30 Aug 2022 By ANIRBAN RAY

Salalah – In a curious connection, as the plains of Salalah turn a vibrant green, demand for camel milk and meat goes up. Coinciding with the increase in tourism during khareef, shops – roadside stalls to high-end restaurants – can be seen doing brisk business selling camel meat delicacies.

Restaurant owner Khalid al Amri sells camel meat all year round. However, demand is highest during khareef. “Tourists come to my restaurant, and even some street vendors, for an authentic taste. We specialise in camel biryani, shuwa, sawarma, burgers and wraps. Prices vary from RO1 to RO15.”

The camels normally graze on the mountains and come down to the plains in the monsoons, when fog and heavy rains disrupt their habitat.

Feeding on the grass in the plains – by now lush green due to the rains – increases milk production significantly. Camel herder Musalman Yaqoob said, “This milk is of very high nutritional value.

Owing to the abundance of fresh grass, the camel eat to their heart’s content, and ultimately produce more milk.”

The demand for camel meat delicacies is met by the availability of more animals in this season.

However, the annual migration from the mountains to the plains isn’t always uneventful.

“Many camels fall down the mountains while descending to the plains. It is very difficult to carry or even help the injured animals with broken legs,” Musalman informed.

“Some camels lose balance and fall. Many struggle and manage to get up, but others unfortunately succumb to injuries from their fall.”

###

▸ WORK TO COMPLETE: Reproduce the passage of the article on camel milk and meat in Salalah from "The camels normally" to "isn’t always uneventful.".

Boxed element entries
###

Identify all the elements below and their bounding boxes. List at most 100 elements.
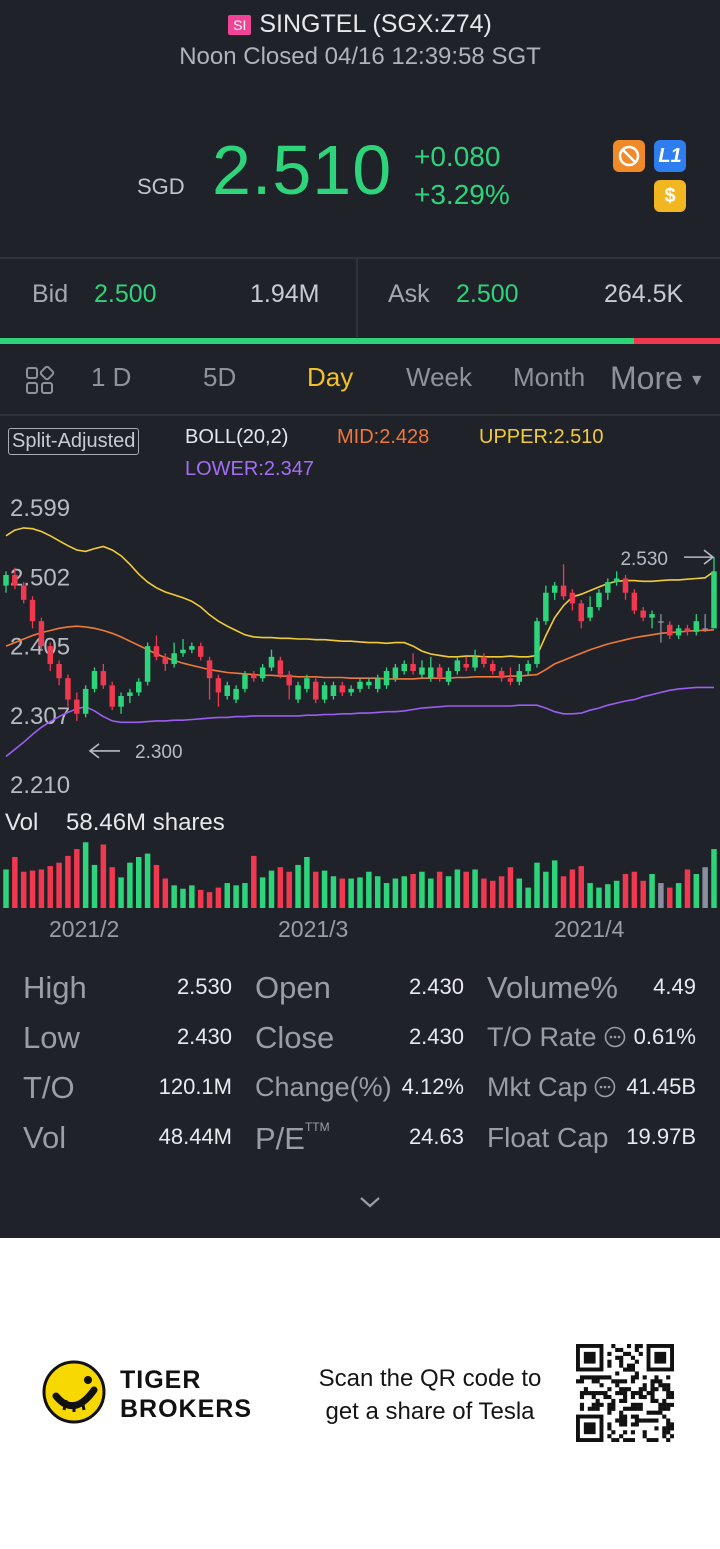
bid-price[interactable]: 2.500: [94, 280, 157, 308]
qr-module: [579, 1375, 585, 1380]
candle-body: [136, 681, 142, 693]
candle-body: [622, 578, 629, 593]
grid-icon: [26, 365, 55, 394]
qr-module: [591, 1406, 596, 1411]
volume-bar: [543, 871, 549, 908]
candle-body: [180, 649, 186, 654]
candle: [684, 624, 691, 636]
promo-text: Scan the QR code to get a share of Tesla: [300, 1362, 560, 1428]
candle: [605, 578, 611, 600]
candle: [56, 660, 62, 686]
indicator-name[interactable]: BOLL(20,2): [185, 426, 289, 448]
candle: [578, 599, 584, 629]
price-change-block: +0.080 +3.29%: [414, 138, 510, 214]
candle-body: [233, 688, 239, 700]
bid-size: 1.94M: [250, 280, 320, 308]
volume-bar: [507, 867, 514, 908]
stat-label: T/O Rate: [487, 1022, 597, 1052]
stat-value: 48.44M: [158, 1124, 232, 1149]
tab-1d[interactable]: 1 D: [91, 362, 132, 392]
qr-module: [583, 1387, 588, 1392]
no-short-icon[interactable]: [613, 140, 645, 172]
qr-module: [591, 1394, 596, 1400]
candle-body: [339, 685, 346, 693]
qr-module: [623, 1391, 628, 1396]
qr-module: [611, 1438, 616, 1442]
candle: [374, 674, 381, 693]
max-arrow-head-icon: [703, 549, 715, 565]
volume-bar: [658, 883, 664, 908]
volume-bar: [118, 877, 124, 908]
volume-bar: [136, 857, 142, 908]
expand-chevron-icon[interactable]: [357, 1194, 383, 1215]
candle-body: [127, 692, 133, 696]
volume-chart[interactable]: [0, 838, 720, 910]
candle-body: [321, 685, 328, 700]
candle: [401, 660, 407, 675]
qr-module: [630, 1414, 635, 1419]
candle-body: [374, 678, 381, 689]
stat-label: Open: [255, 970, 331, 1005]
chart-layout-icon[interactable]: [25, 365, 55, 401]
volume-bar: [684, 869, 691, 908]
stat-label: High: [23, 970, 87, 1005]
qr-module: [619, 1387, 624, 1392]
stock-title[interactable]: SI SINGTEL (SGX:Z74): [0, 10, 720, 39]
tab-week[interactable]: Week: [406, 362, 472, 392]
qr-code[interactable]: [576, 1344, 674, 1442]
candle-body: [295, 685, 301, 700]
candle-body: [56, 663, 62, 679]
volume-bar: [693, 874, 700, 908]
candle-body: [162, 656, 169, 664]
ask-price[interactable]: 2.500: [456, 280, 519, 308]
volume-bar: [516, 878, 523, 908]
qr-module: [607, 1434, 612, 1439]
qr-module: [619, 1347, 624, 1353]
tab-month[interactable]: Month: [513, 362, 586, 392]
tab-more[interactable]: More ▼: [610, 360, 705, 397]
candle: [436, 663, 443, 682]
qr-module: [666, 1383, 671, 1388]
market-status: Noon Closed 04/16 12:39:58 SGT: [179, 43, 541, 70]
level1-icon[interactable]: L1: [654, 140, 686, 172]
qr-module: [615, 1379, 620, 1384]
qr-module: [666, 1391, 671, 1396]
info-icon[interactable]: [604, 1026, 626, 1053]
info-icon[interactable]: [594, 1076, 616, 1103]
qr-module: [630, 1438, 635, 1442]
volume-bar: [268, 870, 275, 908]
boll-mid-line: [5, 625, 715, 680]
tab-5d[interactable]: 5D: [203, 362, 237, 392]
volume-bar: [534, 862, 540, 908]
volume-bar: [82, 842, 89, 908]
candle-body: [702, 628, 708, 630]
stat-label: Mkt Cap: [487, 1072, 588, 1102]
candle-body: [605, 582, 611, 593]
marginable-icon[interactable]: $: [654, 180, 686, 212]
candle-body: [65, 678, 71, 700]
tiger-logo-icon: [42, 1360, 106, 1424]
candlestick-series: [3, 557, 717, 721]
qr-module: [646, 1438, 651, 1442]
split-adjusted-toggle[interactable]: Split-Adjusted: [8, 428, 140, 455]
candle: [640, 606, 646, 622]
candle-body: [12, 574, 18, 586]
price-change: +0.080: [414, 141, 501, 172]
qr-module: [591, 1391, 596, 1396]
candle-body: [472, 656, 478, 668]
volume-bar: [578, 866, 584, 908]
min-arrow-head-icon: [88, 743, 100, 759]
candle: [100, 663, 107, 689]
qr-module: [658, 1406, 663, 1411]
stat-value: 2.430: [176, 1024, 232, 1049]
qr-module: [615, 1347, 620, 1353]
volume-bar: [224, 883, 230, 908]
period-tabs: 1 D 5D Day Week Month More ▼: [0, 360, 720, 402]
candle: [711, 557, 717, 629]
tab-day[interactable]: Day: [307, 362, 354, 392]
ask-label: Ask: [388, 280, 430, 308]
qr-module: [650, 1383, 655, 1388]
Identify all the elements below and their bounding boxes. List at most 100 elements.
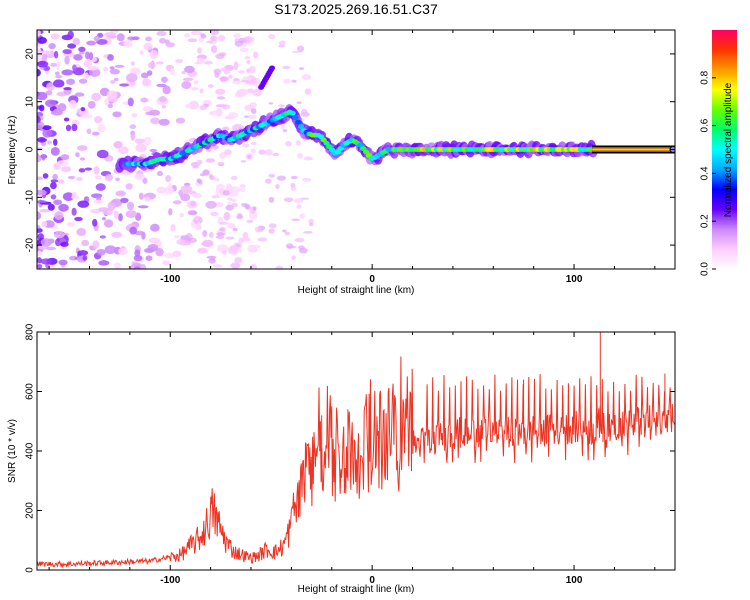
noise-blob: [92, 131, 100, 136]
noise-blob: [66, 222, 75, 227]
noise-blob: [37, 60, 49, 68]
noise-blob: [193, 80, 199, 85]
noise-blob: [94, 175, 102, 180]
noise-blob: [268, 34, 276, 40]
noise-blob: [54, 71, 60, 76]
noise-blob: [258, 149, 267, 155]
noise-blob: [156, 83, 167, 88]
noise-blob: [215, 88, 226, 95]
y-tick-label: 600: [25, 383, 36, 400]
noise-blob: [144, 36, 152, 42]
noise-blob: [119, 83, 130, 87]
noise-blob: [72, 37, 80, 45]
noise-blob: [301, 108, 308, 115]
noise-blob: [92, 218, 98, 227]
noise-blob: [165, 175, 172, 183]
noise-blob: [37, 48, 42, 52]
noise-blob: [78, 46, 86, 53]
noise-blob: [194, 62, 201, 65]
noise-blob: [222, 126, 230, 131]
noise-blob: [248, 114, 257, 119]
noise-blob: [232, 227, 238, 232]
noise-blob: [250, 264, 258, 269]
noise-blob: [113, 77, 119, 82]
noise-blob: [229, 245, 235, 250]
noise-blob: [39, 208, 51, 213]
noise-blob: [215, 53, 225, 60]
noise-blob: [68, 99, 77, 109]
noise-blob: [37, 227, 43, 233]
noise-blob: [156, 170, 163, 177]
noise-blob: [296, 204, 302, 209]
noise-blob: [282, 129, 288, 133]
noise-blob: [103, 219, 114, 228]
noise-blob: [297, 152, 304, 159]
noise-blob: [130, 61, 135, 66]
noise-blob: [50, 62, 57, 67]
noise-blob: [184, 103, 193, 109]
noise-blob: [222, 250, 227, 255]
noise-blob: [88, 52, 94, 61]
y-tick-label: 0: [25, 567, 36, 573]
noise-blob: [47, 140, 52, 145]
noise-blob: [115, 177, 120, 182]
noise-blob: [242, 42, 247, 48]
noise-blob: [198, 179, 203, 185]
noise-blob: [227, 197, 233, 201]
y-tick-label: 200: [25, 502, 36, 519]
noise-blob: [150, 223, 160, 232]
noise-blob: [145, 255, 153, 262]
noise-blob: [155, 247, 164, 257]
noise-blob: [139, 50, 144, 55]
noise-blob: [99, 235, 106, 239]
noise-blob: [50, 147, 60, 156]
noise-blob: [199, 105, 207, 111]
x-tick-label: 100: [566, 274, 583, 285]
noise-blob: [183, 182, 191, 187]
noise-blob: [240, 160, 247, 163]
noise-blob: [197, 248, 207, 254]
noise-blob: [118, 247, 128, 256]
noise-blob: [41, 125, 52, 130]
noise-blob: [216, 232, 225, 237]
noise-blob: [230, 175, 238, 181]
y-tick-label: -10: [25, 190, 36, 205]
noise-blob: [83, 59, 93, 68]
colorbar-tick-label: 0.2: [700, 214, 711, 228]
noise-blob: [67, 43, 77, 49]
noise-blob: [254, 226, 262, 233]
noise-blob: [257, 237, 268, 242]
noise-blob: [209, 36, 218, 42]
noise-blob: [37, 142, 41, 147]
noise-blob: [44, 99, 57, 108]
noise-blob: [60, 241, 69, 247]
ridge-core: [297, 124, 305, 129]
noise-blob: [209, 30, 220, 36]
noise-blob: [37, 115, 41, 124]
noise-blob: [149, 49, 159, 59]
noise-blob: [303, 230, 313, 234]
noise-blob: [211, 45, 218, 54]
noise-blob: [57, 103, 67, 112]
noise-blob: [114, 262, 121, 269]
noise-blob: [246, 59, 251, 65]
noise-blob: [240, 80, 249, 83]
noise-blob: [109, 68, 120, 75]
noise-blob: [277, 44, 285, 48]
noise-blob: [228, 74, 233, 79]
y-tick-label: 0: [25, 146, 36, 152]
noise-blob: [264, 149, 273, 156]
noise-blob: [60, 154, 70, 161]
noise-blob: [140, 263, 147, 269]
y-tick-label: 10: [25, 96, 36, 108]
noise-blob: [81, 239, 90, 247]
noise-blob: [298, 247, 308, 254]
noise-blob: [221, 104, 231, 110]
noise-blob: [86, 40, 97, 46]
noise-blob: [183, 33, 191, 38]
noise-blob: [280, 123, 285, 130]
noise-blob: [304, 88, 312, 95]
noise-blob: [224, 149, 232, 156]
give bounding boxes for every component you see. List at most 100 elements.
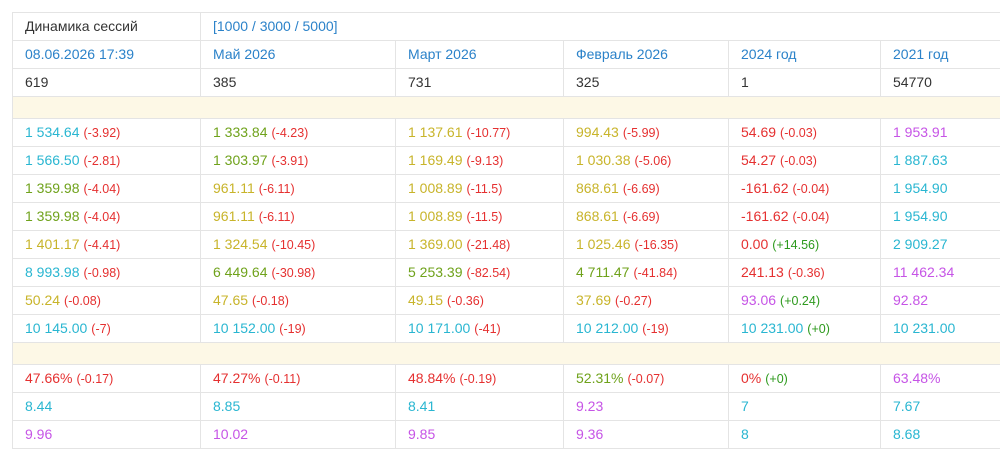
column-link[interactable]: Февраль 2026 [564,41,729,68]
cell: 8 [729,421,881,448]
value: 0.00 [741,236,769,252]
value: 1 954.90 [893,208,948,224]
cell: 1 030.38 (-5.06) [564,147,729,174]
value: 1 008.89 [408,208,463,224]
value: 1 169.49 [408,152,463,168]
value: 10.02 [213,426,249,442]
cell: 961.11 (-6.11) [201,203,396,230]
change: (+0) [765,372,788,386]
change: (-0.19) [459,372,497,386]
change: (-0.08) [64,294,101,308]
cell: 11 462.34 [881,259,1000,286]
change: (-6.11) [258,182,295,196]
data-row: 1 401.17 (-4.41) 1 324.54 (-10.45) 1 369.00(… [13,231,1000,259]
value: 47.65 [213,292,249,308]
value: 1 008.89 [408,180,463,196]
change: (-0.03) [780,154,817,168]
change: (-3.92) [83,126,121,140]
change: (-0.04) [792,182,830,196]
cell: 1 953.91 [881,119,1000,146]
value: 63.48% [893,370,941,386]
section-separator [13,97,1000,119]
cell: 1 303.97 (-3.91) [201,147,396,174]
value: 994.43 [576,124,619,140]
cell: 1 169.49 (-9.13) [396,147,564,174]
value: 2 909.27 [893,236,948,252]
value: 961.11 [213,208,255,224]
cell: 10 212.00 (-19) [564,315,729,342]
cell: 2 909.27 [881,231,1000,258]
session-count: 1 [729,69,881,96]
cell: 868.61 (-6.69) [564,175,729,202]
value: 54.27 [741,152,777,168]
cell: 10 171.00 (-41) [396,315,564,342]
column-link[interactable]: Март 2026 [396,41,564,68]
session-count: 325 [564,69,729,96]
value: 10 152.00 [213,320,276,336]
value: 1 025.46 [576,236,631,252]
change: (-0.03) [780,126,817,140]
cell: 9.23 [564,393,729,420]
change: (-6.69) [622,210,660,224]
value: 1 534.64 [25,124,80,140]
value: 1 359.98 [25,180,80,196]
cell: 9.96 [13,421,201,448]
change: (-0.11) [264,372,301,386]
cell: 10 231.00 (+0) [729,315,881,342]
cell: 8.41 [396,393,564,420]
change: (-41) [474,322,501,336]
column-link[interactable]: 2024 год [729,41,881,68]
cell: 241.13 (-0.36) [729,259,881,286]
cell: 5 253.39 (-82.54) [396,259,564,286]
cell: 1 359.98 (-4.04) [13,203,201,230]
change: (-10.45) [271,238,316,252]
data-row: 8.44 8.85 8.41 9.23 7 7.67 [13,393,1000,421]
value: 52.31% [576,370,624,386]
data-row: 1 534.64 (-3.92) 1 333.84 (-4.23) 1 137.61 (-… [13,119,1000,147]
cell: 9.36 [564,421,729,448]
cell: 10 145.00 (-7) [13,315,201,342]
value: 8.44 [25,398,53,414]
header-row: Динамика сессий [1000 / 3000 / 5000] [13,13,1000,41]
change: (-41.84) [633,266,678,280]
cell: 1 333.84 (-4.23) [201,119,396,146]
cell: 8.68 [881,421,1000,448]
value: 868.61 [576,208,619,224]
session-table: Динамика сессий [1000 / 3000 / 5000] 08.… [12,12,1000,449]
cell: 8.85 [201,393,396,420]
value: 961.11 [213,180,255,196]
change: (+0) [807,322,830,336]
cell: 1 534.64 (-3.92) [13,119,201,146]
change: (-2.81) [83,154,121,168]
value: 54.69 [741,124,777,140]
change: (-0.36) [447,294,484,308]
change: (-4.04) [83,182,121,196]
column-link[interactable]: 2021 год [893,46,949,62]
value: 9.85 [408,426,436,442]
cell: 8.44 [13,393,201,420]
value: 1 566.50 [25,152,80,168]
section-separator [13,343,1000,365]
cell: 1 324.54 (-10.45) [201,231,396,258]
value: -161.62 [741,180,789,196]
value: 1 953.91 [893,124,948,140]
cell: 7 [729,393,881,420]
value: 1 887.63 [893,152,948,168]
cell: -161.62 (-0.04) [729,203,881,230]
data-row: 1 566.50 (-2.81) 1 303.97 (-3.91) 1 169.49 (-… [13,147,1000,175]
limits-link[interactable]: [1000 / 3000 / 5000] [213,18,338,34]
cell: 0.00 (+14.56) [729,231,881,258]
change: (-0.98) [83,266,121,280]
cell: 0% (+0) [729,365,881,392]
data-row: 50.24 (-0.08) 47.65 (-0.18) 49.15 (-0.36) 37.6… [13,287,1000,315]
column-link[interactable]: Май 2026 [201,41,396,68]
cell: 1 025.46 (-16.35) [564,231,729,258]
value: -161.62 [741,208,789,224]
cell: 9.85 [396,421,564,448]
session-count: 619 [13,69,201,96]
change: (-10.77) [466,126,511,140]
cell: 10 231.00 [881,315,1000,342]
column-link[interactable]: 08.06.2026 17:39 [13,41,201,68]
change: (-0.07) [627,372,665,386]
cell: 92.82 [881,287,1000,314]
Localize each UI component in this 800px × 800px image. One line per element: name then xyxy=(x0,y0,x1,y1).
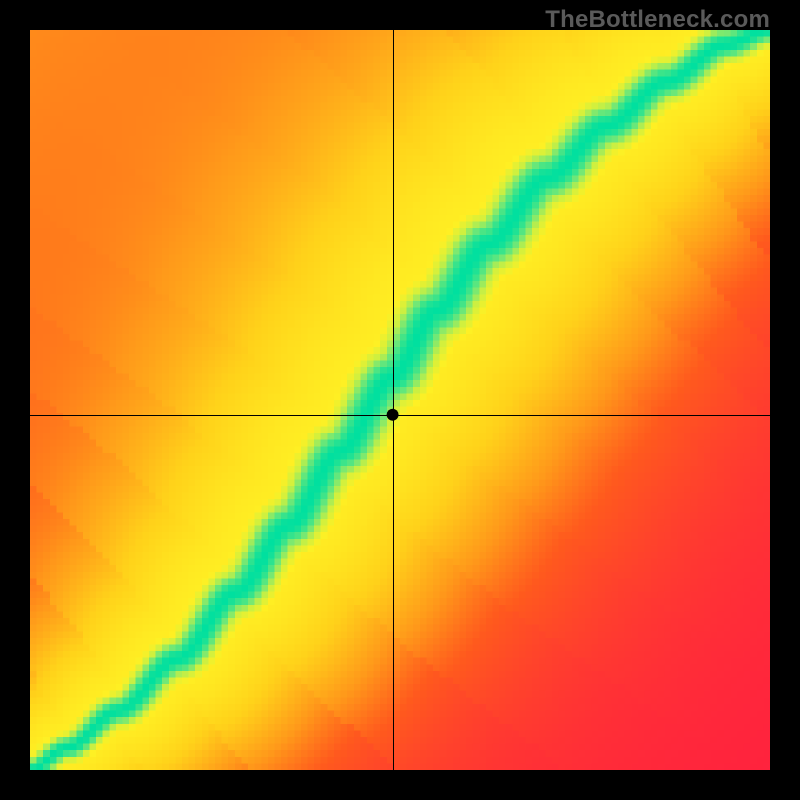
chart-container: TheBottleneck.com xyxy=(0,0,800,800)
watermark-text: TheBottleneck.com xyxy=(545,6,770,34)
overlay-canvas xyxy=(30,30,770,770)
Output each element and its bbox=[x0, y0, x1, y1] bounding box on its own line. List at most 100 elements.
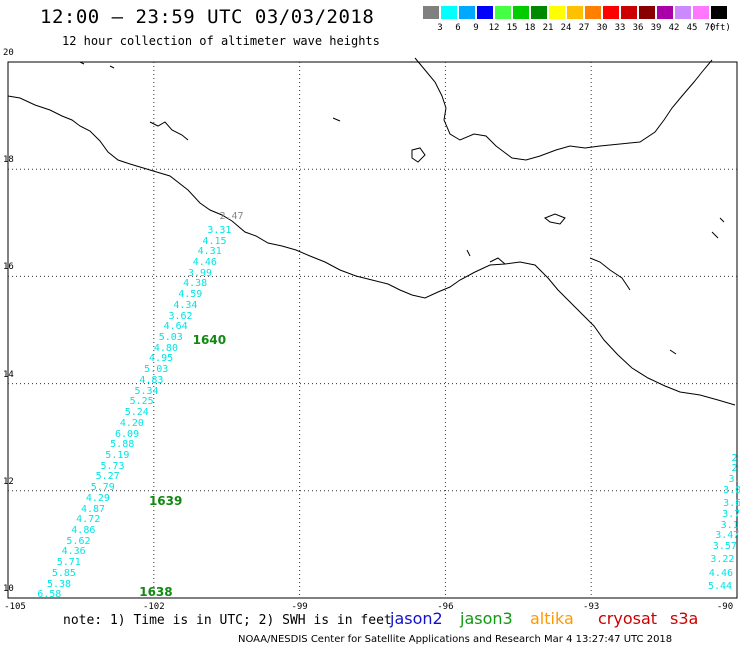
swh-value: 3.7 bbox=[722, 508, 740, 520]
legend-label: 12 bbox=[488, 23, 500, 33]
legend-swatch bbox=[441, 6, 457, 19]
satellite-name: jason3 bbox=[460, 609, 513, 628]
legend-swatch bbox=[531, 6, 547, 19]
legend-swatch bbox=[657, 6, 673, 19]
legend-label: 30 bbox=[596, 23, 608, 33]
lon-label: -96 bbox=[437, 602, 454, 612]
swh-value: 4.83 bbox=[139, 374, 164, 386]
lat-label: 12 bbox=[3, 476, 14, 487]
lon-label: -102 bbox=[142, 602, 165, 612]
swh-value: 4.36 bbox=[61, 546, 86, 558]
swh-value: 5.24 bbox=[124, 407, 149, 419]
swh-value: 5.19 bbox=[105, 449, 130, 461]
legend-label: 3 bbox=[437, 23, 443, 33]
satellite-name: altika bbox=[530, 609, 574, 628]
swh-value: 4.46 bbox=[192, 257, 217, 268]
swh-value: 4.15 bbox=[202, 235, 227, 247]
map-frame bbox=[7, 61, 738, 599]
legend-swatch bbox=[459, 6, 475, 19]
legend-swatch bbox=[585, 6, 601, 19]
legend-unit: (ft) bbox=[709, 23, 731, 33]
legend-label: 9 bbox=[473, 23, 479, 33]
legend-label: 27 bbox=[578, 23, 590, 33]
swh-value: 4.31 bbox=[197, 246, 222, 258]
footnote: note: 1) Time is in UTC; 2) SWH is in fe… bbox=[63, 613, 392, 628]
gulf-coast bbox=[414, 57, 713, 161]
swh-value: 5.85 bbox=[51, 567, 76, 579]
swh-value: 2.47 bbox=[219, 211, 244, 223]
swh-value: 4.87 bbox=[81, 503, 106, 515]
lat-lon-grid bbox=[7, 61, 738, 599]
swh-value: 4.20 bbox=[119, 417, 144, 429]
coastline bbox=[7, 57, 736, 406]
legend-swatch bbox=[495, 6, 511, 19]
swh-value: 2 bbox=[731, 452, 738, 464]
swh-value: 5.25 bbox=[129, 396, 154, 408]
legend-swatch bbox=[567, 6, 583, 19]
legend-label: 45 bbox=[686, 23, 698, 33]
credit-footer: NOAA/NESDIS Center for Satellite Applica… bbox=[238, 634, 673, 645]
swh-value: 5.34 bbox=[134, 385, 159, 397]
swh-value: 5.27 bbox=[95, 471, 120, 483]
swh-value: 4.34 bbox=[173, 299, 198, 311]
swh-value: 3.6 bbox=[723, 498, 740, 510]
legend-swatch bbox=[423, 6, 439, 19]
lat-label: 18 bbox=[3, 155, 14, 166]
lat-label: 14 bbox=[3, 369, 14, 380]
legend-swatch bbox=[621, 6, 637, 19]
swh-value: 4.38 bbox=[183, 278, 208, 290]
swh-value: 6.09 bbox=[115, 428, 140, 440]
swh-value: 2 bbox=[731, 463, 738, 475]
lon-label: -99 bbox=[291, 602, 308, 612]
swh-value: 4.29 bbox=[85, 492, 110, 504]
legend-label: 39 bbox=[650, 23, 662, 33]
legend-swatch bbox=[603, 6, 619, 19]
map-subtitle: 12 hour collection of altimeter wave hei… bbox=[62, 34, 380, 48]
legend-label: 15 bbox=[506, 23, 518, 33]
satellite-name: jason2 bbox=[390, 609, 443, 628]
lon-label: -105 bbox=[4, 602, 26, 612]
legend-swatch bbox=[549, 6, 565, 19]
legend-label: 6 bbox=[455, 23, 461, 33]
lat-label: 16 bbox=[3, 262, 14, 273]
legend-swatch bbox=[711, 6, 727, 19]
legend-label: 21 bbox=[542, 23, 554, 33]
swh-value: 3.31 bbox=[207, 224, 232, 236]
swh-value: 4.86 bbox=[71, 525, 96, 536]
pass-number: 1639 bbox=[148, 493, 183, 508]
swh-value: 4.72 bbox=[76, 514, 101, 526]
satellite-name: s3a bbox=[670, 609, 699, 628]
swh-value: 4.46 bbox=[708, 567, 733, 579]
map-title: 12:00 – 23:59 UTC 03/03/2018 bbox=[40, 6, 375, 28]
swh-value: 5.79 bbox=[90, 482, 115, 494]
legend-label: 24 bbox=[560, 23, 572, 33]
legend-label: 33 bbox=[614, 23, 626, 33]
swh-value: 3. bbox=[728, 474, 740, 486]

###

▸ TASK OUTPUT:
The camels normally graze on the mountains and come down to the plains in the monsoons, when fog and heavy rains disrupt their habitat.

Feeding on the grass in the plains – by now lush green due to the rains – increases milk production significantly. Camel herder Musalman Yaqoob said, “This milk is of very high nutritional value.

Owing to the abundance of fresh grass, the camel eat to their heart’s content, and ultimately produce more milk.”

The demand for camel meat delicacies is met by the availability of more animals in this season.

However, the annual migration from the mountains to the plains isn’t always uneventful.